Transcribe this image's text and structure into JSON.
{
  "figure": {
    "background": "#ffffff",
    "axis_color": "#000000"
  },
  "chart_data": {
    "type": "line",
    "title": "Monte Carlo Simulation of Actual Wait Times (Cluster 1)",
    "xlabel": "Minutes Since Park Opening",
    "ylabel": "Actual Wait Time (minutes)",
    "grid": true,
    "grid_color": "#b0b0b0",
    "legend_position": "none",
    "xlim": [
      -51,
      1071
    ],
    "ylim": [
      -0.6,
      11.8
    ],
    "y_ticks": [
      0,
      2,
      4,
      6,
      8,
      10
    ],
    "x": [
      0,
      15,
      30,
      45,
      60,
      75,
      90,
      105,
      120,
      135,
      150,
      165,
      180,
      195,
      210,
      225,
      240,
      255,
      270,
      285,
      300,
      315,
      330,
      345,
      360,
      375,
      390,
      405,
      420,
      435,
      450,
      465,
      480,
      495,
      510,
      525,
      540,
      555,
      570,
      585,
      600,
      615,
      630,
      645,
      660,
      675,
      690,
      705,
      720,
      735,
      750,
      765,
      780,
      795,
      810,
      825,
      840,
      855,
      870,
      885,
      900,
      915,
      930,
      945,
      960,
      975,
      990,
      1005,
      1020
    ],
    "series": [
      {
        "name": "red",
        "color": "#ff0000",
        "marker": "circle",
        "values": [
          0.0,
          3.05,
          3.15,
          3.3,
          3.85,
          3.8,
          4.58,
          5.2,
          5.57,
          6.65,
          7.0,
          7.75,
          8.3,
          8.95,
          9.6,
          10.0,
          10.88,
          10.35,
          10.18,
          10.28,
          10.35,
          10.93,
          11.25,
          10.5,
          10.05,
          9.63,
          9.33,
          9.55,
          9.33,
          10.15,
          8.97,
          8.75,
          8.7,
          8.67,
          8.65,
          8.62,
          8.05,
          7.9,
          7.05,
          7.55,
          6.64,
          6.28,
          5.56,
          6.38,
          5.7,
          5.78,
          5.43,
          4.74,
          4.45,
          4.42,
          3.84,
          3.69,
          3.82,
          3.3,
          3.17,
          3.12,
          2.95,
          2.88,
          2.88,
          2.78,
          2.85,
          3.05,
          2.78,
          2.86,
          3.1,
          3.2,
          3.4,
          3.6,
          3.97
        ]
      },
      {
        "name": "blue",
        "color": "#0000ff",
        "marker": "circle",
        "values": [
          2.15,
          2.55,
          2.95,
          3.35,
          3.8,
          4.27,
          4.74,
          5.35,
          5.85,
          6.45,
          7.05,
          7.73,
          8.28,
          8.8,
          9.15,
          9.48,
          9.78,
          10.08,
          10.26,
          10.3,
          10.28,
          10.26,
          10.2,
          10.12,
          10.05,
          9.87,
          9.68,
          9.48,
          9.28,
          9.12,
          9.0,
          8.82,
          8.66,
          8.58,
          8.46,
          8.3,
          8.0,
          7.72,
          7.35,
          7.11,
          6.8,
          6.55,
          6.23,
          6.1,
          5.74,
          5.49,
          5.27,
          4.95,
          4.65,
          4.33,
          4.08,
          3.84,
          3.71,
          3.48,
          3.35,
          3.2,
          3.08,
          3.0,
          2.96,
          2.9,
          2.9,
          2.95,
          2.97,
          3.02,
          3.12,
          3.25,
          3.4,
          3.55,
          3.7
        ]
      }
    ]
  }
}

Written exercise = Copy every record exactly as presented.

Answer =
Transcribe this image's text and structure into JSON.
{
  "figure": {
    "background": "#ffffff",
    "axis_color": "#000000"
  },
  "chart_data": {
    "type": "line",
    "title": "Monte Carlo Simulation of Actual Wait Times (Cluster 1)",
    "xlabel": "Minutes Since Park Opening",
    "ylabel": "Actual Wait Time (minutes)",
    "grid": true,
    "grid_color": "#b0b0b0",
    "legend_position": "none",
    "xlim": [
      -51,
      1071
    ],
    "ylim": [
      -0.6,
      11.8
    ],
    "y_ticks": [
      0,
      2,
      4,
      6,
      8,
      10
    ],
    "x": [
      0,
      15,
      30,
      45,
      60,
      75,
      90,
      105,
      120,
      135,
      150,
      165,
      180,
      195,
      210,
      225,
      240,
      255,
      270,
      285,
      300,
      315,
      330,
      345,
      360,
      375,
      390,
      405,
      420,
      435,
      450,
      465,
      480,
      495,
      510,
      525,
      540,
      555,
      570,
      585,
      600,
      615,
      630,
      645,
      660,
      675,
      690,
      705,
      720,
      735,
      750,
      765,
      780,
      795,
      810,
      825,
      840,
      855,
      870,
      885,
      900,
      915,
      930,
      945,
      960,
      975,
      990,
      1005,
      1020
    ],
    "series": [
      {
        "name": "red",
        "color": "#ff0000",
        "marker": "circle",
        "values": [
          0.0,
          3.05,
          3.15,
          3.3,
          3.85,
          3.8,
          4.58,
          5.2,
          5.57,
          6.65,
          7.0,
          7.75,
          8.3,
          8.95,
          9.6,
          10.0,
          10.88,
          10.35,
          10.18,
          10.28,
          10.35,
          10.93,
          11.25,
          10.5,
          10.05,
          9.63,
          9.33,
          9.55,
          9.33,
          10.15,
          8.97,
          8.75,
          8.7,
          8.67,
          8.65,
          8.62,
          8.05,
          7.9,
          7.05,
          7.55,
          6.64,
          6.28,
          5.56,
          6.38,
          5.7,
          5.78,
          5.43,
          4.74,
          4.45,
          4.42,
          3.84,
          3.69,
          3.82,
          3.3,
          3.17,
          3.12,
          2.95,
          2.88,
          2.88,
          2.78,
          2.85,
          3.05,
          2.78,
          2.86,
          3.1,
          3.2,
          3.4,
          3.6,
          3.97
        ]
      },
      {
        "name": "blue",
        "color": "#0000ff",
        "marker": "circle",
        "values": [
          2.15,
          2.55,
          2.95,
          3.35,
          3.8,
          4.27,
          4.74,
          5.35,
          5.85,
          6.45,
          7.05,
          7.73,
          8.28,
          8.8,
          9.15,
          9.48,
          9.78,
          10.08,
          10.26,
          10.3,
          10.28,
          10.26,
          10.2,
          10.12,
          10.05,
          9.87,
          9.68,
          9.48,
          9.28,
          9.12,
          9.0,
          8.82,
          8.66,
          8.58,
          8.46,
          8.3,
          8.0,
          7.72,
          7.35,
          7.11,
          6.8,
          6.55,
          6.23,
          6.1,
          5.74,
          5.49,
          5.27,
          4.95,
          4.65,
          4.33,
          4.08,
          3.84,
          3.71,
          3.48,
          3.35,
          3.2,
          3.08,
          3.0,
          2.96,
          2.9,
          2.9,
          2.95,
          2.97,
          3.02,
          3.12,
          3.25,
          3.4,
          3.55,
          3.7
        ]
      }
    ]
  }
}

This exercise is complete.